++++ Extracted data ++++
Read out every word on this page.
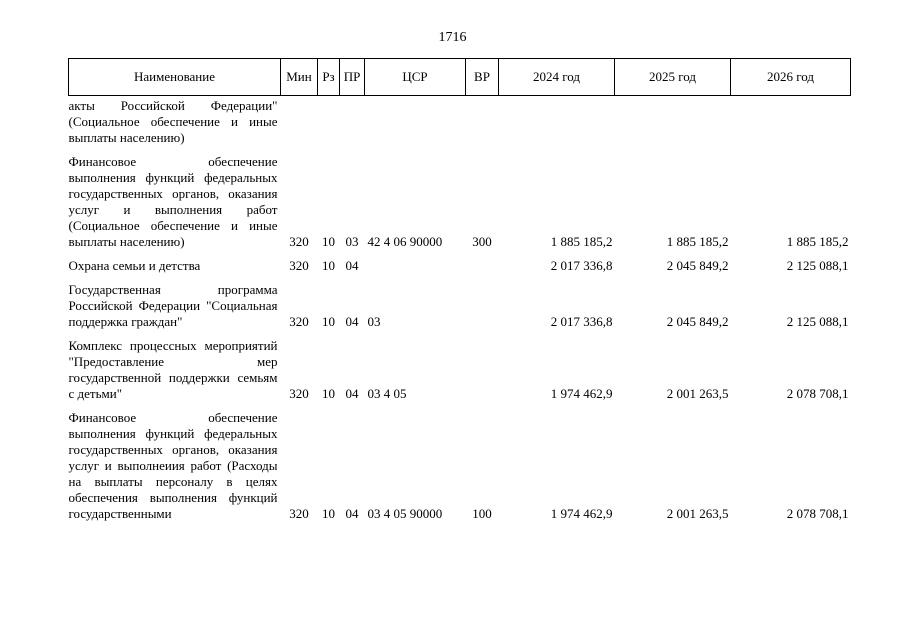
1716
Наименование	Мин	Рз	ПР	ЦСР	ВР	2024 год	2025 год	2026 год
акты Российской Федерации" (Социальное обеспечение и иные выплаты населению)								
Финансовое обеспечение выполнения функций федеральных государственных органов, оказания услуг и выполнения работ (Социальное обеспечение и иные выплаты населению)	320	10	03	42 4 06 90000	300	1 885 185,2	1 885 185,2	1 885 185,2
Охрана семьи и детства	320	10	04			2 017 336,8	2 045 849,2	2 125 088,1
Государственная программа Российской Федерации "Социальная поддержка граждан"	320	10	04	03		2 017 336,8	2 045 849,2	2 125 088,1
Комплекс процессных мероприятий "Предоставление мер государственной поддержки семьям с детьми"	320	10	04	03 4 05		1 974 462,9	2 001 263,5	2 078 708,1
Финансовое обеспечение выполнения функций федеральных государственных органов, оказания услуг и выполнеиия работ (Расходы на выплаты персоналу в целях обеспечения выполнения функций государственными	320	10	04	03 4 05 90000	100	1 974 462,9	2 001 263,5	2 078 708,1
++++
Your task is to copy the entries in full and exactly, without any images.

Read out every word on this page.
1716
Наименование	Мин	Рз	ПР	ЦСР	ВР	2024 год	2025 год	2026 год
акты Российской Федерации" (Социальное обеспечение и иные выплаты населению)								
Финансовое обеспечение выполнения функций федеральных государственных органов, оказания услуг и выполнения работ (Социальное обеспечение и иные выплаты населению)	320	10	03	42 4 06 90000	300	1 885 185,2	1 885 185,2	1 885 185,2
Охрана семьи и детства	320	10	04			2 017 336,8	2 045 849,2	2 125 088,1
Государственная программа Российской Федерации "Социальная поддержка граждан"	320	10	04	03		2 017 336,8	2 045 849,2	2 125 088,1
Комплекс процессных мероприятий "Предоставление мер государственной поддержки семьям с детьми"	320	10	04	03 4 05		1 974 462,9	2 001 263,5	2 078 708,1
Финансовое обеспечение выполнения функций федеральных государственных органов, оказания услуг и выполнеиия работ (Расходы на выплаты персоналу в целях обеспечения выполнения функций государственными	320	10	04	03 4 05 90000	100	1 974 462,9	2 001 263,5	2 078 708,1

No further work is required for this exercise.